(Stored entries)

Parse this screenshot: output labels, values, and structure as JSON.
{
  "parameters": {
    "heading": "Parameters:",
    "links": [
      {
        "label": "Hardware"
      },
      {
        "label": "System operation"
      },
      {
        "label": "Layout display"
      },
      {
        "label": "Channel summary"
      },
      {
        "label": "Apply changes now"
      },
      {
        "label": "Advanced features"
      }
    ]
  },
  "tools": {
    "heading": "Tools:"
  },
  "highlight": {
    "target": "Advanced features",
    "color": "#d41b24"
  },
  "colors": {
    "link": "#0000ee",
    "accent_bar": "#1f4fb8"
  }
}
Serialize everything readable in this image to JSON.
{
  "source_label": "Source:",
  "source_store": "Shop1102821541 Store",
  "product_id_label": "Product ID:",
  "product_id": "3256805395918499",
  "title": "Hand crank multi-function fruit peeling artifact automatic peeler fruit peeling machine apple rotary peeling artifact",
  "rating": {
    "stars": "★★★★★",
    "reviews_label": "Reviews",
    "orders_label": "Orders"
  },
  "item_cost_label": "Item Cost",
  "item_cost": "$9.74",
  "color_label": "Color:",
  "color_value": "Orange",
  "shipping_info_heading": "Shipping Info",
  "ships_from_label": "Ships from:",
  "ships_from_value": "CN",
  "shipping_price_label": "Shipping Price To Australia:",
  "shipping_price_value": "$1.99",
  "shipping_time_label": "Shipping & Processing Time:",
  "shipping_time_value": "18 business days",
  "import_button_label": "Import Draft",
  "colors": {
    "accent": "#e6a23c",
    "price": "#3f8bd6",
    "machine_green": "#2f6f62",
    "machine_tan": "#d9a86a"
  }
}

==

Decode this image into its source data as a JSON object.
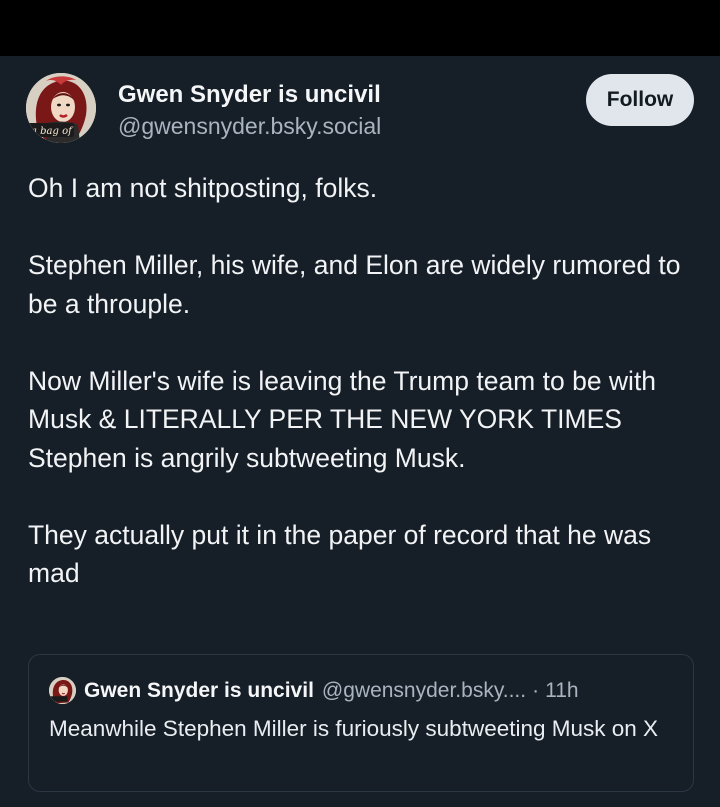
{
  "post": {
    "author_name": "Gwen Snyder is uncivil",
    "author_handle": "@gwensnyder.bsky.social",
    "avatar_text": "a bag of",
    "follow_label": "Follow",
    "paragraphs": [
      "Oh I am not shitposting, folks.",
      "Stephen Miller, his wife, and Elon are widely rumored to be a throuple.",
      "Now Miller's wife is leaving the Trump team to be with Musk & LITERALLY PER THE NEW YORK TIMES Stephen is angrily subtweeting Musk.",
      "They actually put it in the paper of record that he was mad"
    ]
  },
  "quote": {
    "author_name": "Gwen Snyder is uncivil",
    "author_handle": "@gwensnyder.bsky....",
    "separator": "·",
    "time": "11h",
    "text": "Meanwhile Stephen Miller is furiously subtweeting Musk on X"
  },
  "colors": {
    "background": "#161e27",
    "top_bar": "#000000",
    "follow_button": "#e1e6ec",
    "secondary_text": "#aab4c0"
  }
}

* **Problem statement**
Check every line of the listing for the string "Musk" and report how many lines have it, as a number alone.

* **Solution to this problem**
2